WHAT IS BEING ASKED
Extract all lines that hold the string "message".

INPUT ROWS
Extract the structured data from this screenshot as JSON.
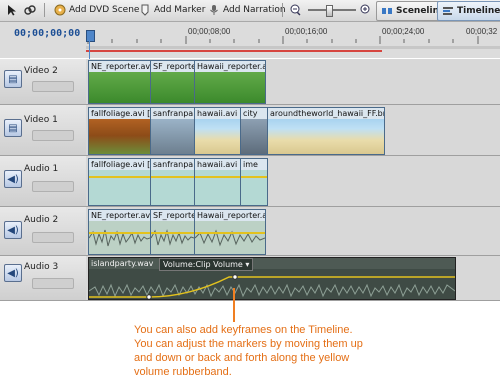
{
  "toolbar": {
    "add_dvd_scene": "Add DVD Scene",
    "add_marker": "Add Marker",
    "add_narration": "Add Narration",
    "sceneline": "Sceneline",
    "timeline": "Timeline"
  },
  "ruler": {
    "timecode": "00;00;00;00",
    "ticks": [
      "00;00;08;00",
      "00;00;16;00",
      "00;00;24;00",
      "00;00;32"
    ]
  },
  "tracks": {
    "video2": {
      "name": "Video 2",
      "clips": [
        "NE_reporter.avi",
        "SF_reporte",
        "Hawaii_reporter.avi"
      ]
    },
    "video1": {
      "name": "Video 1",
      "clips": [
        "fallfoliage.avi [V]",
        "sanfranpair",
        "hawaii.avi [V]",
        "city",
        "aroundtheworld_hawaii_FF.bmp"
      ]
    },
    "audio1": {
      "name": "Audio 1",
      "clips": [
        "fallfoliage.avi [A]",
        "sanfranpair",
        "hawaii.avi [A]",
        "ime"
      ]
    },
    "audio2": {
      "name": "Audio 2",
      "clips": [
        "NE_reporter.avi",
        "SF_reporte",
        "Hawaii_reporter.avi"
      ]
    },
    "audio3": {
      "name": "Audio 3",
      "clips": [
        "islandparty.wav",
        "Volume:Clip Volume"
      ]
    }
  },
  "callout": {
    "text": "You can also add keyframes on the Timeline. You can adjust the markers by moving them up and down or back and forth along the yellow volume rubberband."
  },
  "colors": {
    "callout": "#e46f16",
    "rubberband": "#e3c21e",
    "timecode": "#1d4f95",
    "playhead_bar": "#d6453f"
  }
}
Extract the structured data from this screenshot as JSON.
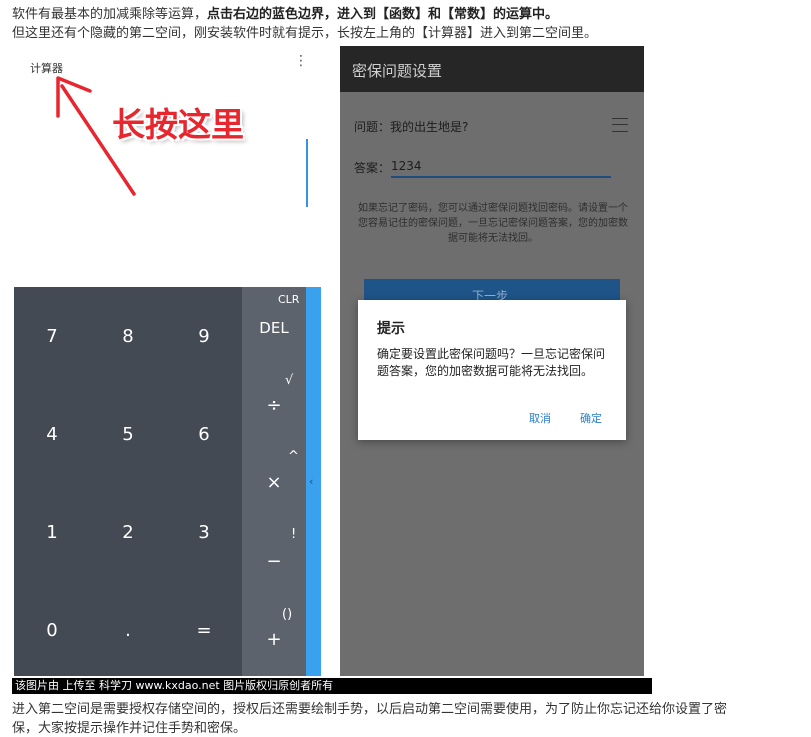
{
  "intro": {
    "line1_plain": "软件有最基本的加减乘除等运算，",
    "line1_bold": "点击右边的蓝色边界，进入到【函数】和【常数】的运算中。",
    "line2": "但这里还有个隐藏的第二空间，刚安装软件时就有提示，长按左上角的【计算器】进入到第二空间里。"
  },
  "calculator": {
    "app_name": "计算器",
    "menu_icon": "⋮",
    "annotation": "长按这里",
    "digits": [
      "7",
      "8",
      "9",
      "4",
      "5",
      "6",
      "1",
      "2",
      "3",
      "0",
      ".",
      "="
    ],
    "ops": {
      "clr": "CLR",
      "del": "DEL",
      "sqrt": "√",
      "div": "÷",
      "pow": "^",
      "mul": "×",
      "fact": "!",
      "sub": "−",
      "paren": "()",
      "add": "+"
    },
    "edge_chevron": "‹",
    "colors": {
      "pad": "#444a54",
      "ops": "#5d636c",
      "edge": "#3aa1ef"
    }
  },
  "security": {
    "title": "密保问题设置",
    "question": "问题：我的出生地是?",
    "answer_label": "答案：",
    "answer_value": "1234",
    "hint": "如果忘记了密码，您可以通过密保问题找回密码。请设置一个您容易记住的密保问题，一旦忘记密保问题答案，您的加密数据可能将无法找回。",
    "next_button": "下一步",
    "dialog": {
      "title": "提示",
      "message": "确定要设置此密保问题吗？一旦忘记密保问题答案，您的加密数据可能将无法找回。",
      "cancel": "取消",
      "confirm": "确定"
    }
  },
  "caption": "该图片由  上传至  科学刀  www.kxdao.net  图片版权归原创者所有",
  "outro": {
    "line1": "进入第二空间是需要授权存储空间的，授权后还需要绘制手势，以后启动第二空间需要使用，为了防止你忘记还给你设置了密",
    "line2": "保，大家按提示操作并记住手势和密保。"
  }
}
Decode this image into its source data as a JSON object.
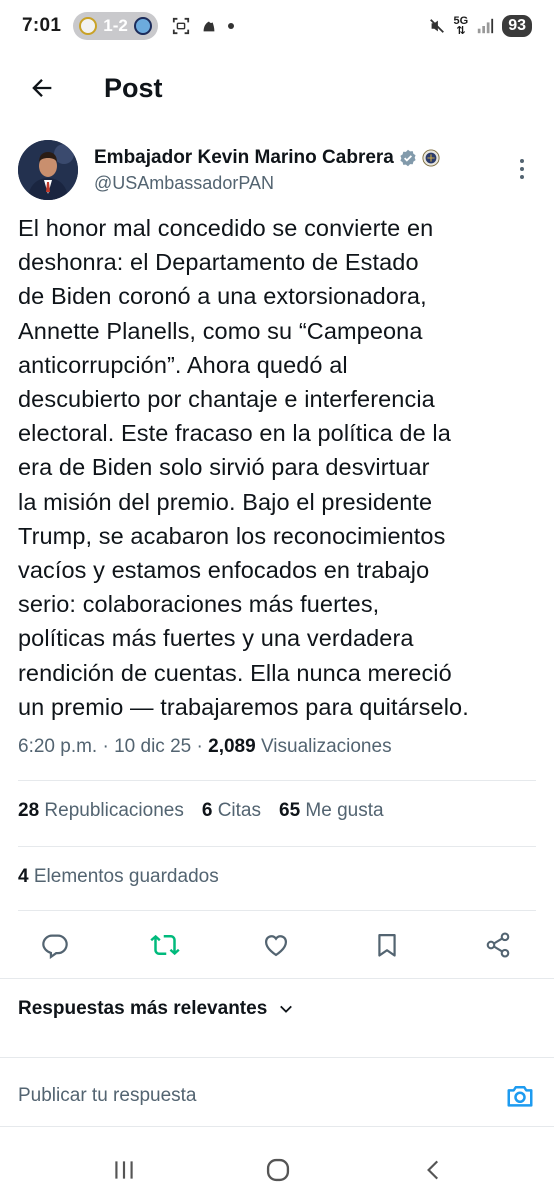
{
  "status_bar": {
    "time": "7:01",
    "match_score": "1-2",
    "network": "5G",
    "battery": "93"
  },
  "header": {
    "title": "Post"
  },
  "post": {
    "author_name": "Embajador Kevin Marino Cabrera",
    "handle": "@USAmbassadorPAN",
    "text_lines": [
      "El honor mal concedido se convierte en",
      "deshonra: el Departamento de Estado",
      "de Biden coronó a una extorsionadora,",
      "Annette Planells, como su “Campeona",
      "anticorrupción”. Ahora quedó al",
      "descubierto por chantaje e interferencia",
      "electoral. Este fracaso en la política de la",
      "era de Biden solo sirvió para desvirtuar",
      "la misión del premio. Bajo el presidente",
      "Trump, se acabaron los reconocimientos",
      "vacíos y estamos enfocados en trabajo",
      "serio: colaboraciones más fuertes,",
      "políticas más fuertes y una verdadera",
      "rendición de cuentas. Ella nunca mereció",
      "un premio — trabajaremos para quitárselo."
    ],
    "time": "6:20 p.m.",
    "date": "10 dic 25",
    "views_count": "2,089",
    "views_label": "Visualizaciones"
  },
  "stats": {
    "reposts_count": "28",
    "reposts_label": "Republicaciones",
    "quotes_count": "6",
    "quotes_label": "Citas",
    "likes_count": "65",
    "likes_label": "Me gusta",
    "bookmarks_count": "4",
    "bookmarks_label": "Elementos guardados"
  },
  "replies": {
    "sort_label": "Respuestas más relevantes",
    "reply_placeholder": "Publicar tu respuesta"
  },
  "colors": {
    "text": "#0f1419",
    "secondary": "#536471",
    "verified": "#829aab",
    "repost_active": "#00ba7c",
    "accent_blue": "#1d9bf0"
  }
}
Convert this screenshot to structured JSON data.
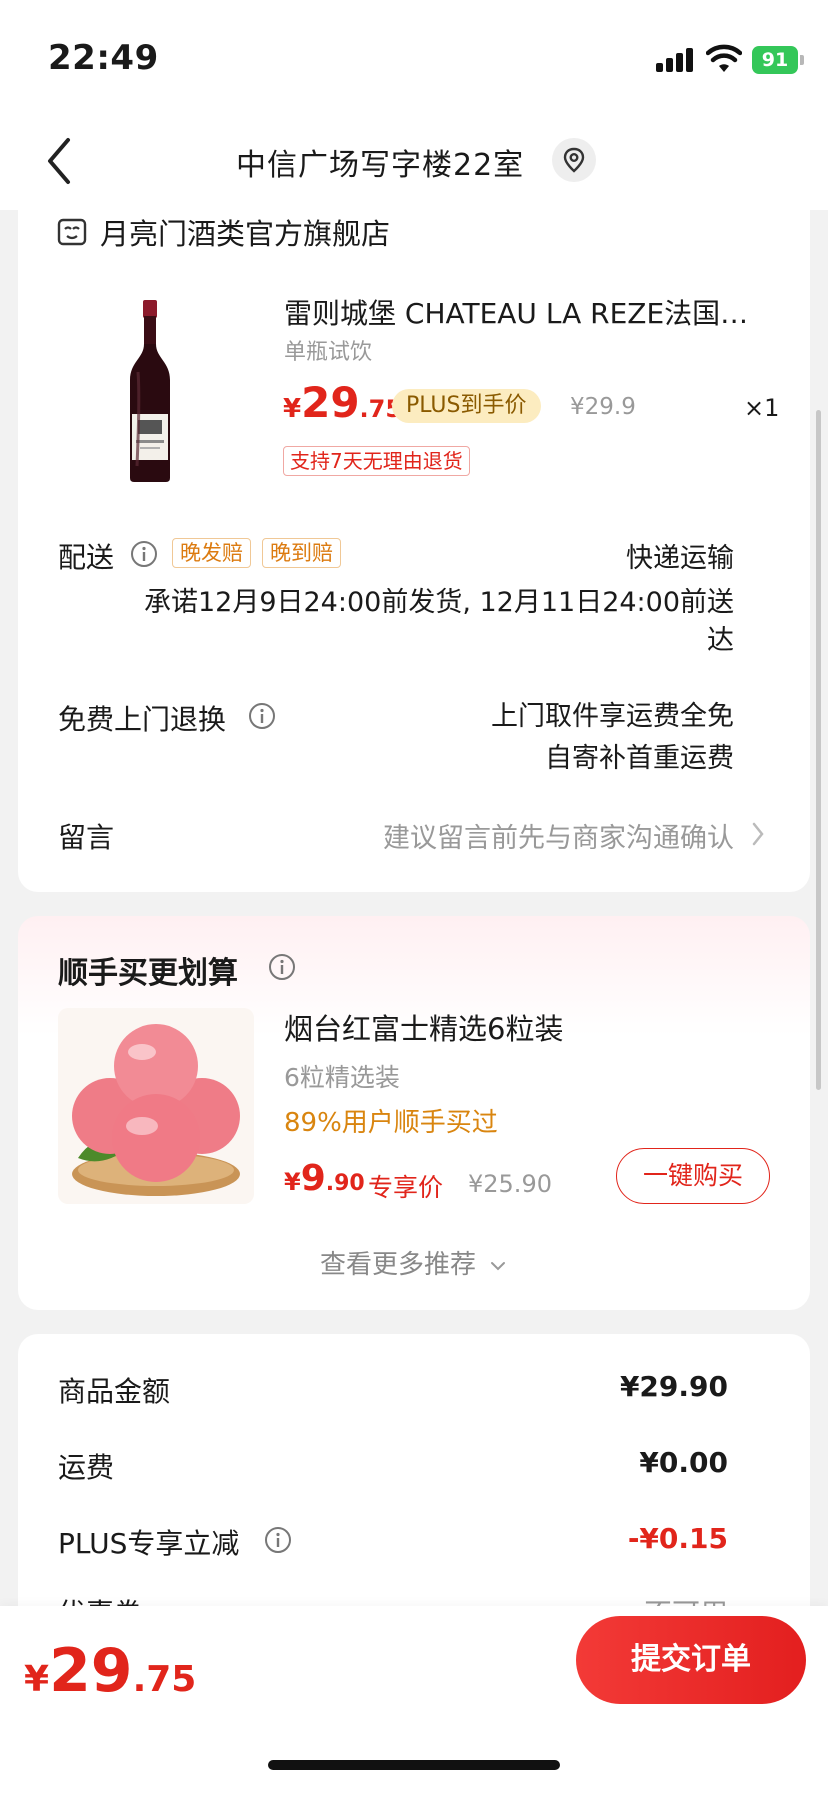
{
  "status_bar": {
    "time": "22:49",
    "battery": "91"
  },
  "nav": {
    "title": "中信广场写字楼22室"
  },
  "store": {
    "name": "月亮门酒类官方旗舰店"
  },
  "product": {
    "title": "雷则城堡 CHATEAU LA REZE法国…",
    "spec": "单瓶试饮",
    "price_currency": "¥",
    "price_int": "29",
    "price_dec": ".75",
    "plus_tag": "PLUS到手价",
    "original_price": "¥29.9",
    "quantity": "×1",
    "return_tag": "支持7天无理由退货"
  },
  "delivery": {
    "label": "配送",
    "tag_late_ship": "晚发赔",
    "tag_late_arrive": "晚到赔",
    "method": "快递运输",
    "promise_line1": "承诺12月9日24:00前发货, 12月11日24:00前送",
    "promise_line2": "达"
  },
  "free_return": {
    "label": "免费上门退换",
    "line1": "上门取件享运费全免",
    "line2": "自寄补首重运费"
  },
  "message": {
    "label": "留言",
    "placeholder": "建议留言前先与商家沟通确认"
  },
  "addon": {
    "title": "顺手买更划算",
    "name": "烟台红富士精选6粒装",
    "spec": "6粒精选装",
    "bought": "89%用户顺手买过",
    "price_currency": "¥",
    "price_int": "9",
    "price_dec": ".90",
    "exclusive_label": "专享价",
    "original_price": "¥25.90",
    "buy_button": "一键购买",
    "more_link": "查看更多推荐"
  },
  "summary": {
    "goods_label": "商品金额",
    "goods_value": "¥29.90",
    "shipping_label": "运费",
    "shipping_value": "¥0.00",
    "plus_label": "PLUS专享立减",
    "plus_value": "-¥0.15",
    "coupon_label": "优惠券",
    "coupon_value": "不可用"
  },
  "bottom": {
    "total_currency": "¥",
    "total_int": "29",
    "total_dec": ".75",
    "submit": "提交订单"
  },
  "colors": {
    "accent_red": "#e1251b",
    "plus_gold_bg": "#fcecc0",
    "orange": "#dc7b10",
    "battery_green": "#34c759"
  }
}
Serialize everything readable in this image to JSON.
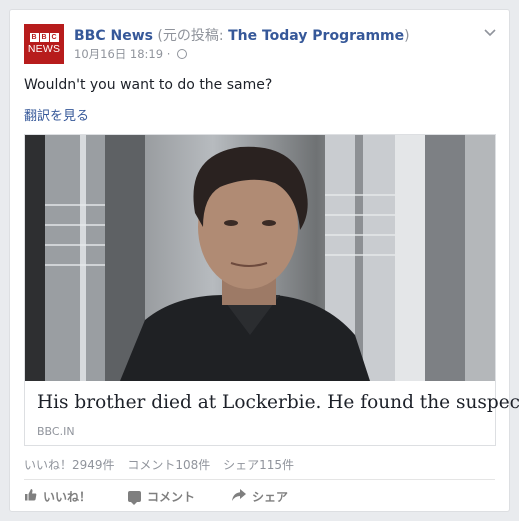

WRITTEN ANSWER
      "message": "确定要设置此密保问题吗？一旦忘记密保问题答案，您的加密数据可能将无法找回。",
  "message": {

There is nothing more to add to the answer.